== WHAT THE TASK ASKS ==
Note each line of the listing that contains the string "Lett", and copy it.

**** DATASET EXTRACT

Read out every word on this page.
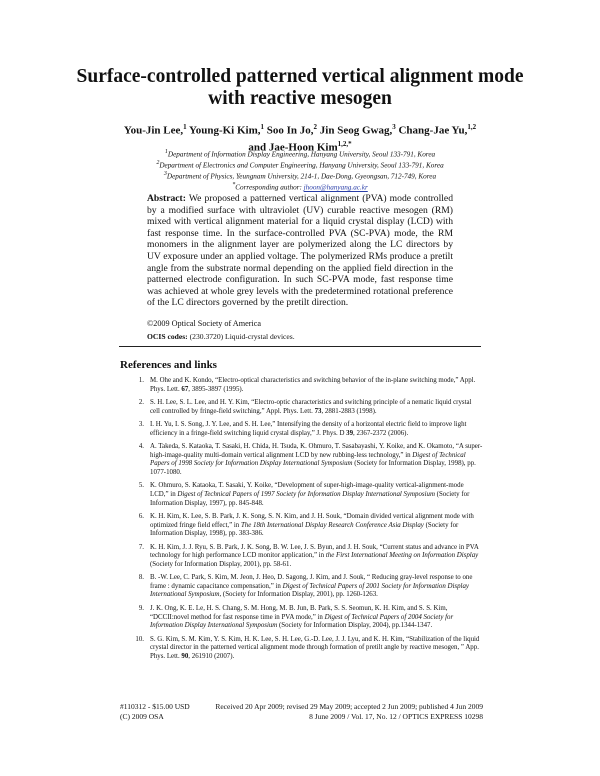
Surface-controlled patterned vertical alignment mode with reactive mesogen
You-Jin Lee,$^1$ Young-Ki Kim,$^1$ Soo In Jo,$^2$ Jin Seog Gwag,$^3$ Chang-Jae Yu,$^{1,2}$
and Jae-Hoon Kim$^{1,2,*}$
$^1$Department of Information Display Engineering, Hanyang University, Seoul 133-791, Korea
$^2$Department of Electronics and Computer Engineering, Hanyang University, Seoul 133-791, Korea
$^3$Department of Physics, Yeungnam University, 214-1, Dae-Dong, Gyeongsan, 712-749, Korea
*Corresponding author: jhoon@hanyang.ac.kr
Abstract: We proposed a patterned vertical alignment (PVA) mode controlled by a modified surface with ultraviolet (UV) curable reactive mesogen (RM) mixed with vertical alignment material for a liquid crystal display (LCD) with fast response time. In the surface-controlled PVA (SC-PVA) mode, the RM monomers in the alignment layer are polymerized along the LC directors by UV exposure under an applied voltage. The polymerized RMs produce a pretilt angle from the substrate normal depending on the applied field direction in the patterned electrode configuration. In such SC-PVA mode, fast response time was achieved at whole grey levels with the predetermined rotational preference of the LC directors governed by the pretilt direction.
©2009 Optical Society of America
OCIS codes: (230.3720) Liquid-crystal devices.
References and links
1. M. Ohe and K. Kondo, “Electro-optical characteristics and switching behavior of the in-plane switching mode,” Appl. Phys. Lett. 67, 3895-3897 (1995).
2. S. H. Lee, S. L. Lee, and H. Y. Kim, “Electro-optic characteristics and switching principle of a nematic liquid crystal cell controlled by fringe-field switching,” Appl. Phys. Lett. 73, 2881-2883 (1998).
3. I. H. Yu, I. S. Song, J. Y. Lee, and S. H. Lee,” Intensifying the density of a horizontal electric field to improve light efficiency in a fringe-field switching liquid crystal display,” J. Phys. D 39, 2367-2372 (2006).
4. A. Takeda, S. Kataoka, T. Sasaki, H. Chida, H. Tsuda, K. Ohmuro, T. Sasabayashi, Y. Koike, and K. Okamoto, “A super-high-image-quality multi-domain vertical alignment LCD by new rubbing-less technology,” in Digest of Technical Papers of 1998 Society for Information Display International Symposium (Society for Information Display, 1998), pp. 1077-1080.
5. K. Ohmuro, S. Kataoka, T. Sasaki, Y. Koike, “Development of super-high-image-quality vertical-alignment-mode LCD,” in Digest of Technical Papers of 1997 Society for Information Display International Symposium (Society for Information Display, 1997), pp. 845-848.
6. K. H. Kim, K. Lee, S. B. Park, J. K. Song, S. N. Kim, and J. H. Souk, “Domain divided vertical alignment mode with optimized fringe field effect,” in The 18th International Display Research Conference Asia Display (Society for Information Display, 1998), pp. 383-386.
7. K. H. Kim, J. J. Ryu, S. B. Park, J. K. Song, B. W. Lee, J. S. Byun, and J. H. Souk, “Current status and advance in PVA technology for high performance LCD monitor application,” in the First International Meeting on Information Display (Society for Information Display, 2001), pp. 58-61.
8. B. -W. Lee, C. Park, S. Kim, M. Jeon, J. Heo, D. Sagong, J. Kim, and J. Souk, “ Reducing gray-level response to one frame : dynamic capacitance compensation,” in Digest of Technical Papers of 2001 Society for Information Display International Symposium, (Society for Information Display, 2001), pp. 1260-1263.
9. J. K. Ong, K. E. Le, H. S. Chang, S. M. Hong, M. B. Jun, B. Park, S. S. Seomun, K. H. Kim, and S. S. Kim, “DCCII:novel method for fast response time in PVA mode,” in Digest of Technical Papers of 2004 Society for Information Display International Symposium (Society for Information Display, 2004), pp.1344-1347.
10. S. G. Kim, S. M. Kim, Y. S. Kim, H. K. Lee, S. H. Lee, G.-D. Lee, J. J. Lyu, and K. H. Kim, “Stabilization of the liquid crystal director in the patterned vertical alignment mode through formation of pretilt angle by reactive mesogen, ” App. Phys. Lett. 90, 261910 (2007).
#110312 - $15.00 USD	Received 20 Apr 2009; revised 29 May 2009; accepted 2 Jun 2009; published 4 Jun 2009
(C) 2009 OSA	8 June 2009 / Vol. 17, No. 12 / OPTICS EXPRESS 10298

********

== RESPONSE TO THE TASK ==
1. M. Ohe and K. Kondo, “Electro-optical characteristics and switching behavior of the in-plane switching mode,” Appl. Phys. Lett. 67, 3895-3897 (1995).
2. S. H. Lee, S. L. Lee, and H. Y. Kim, “Electro-optic characteristics and switching principle of a nematic liquid crystal cell controlled by fringe-field switching,” Appl. Phys. Lett. 73, 2881-2883 (1998).
10. S. G. Kim, S. M. Kim, Y. S. Kim, H. K. Lee, S. H. Lee, G.-D. Lee, J. J. Lyu, and K. H. Kim, “Stabilization of the liquid crystal director in the patterned vertical alignment mode through formation of pretilt angle by reactive mesogen, ” App. Phys. Lett. 90, 261910 (2007).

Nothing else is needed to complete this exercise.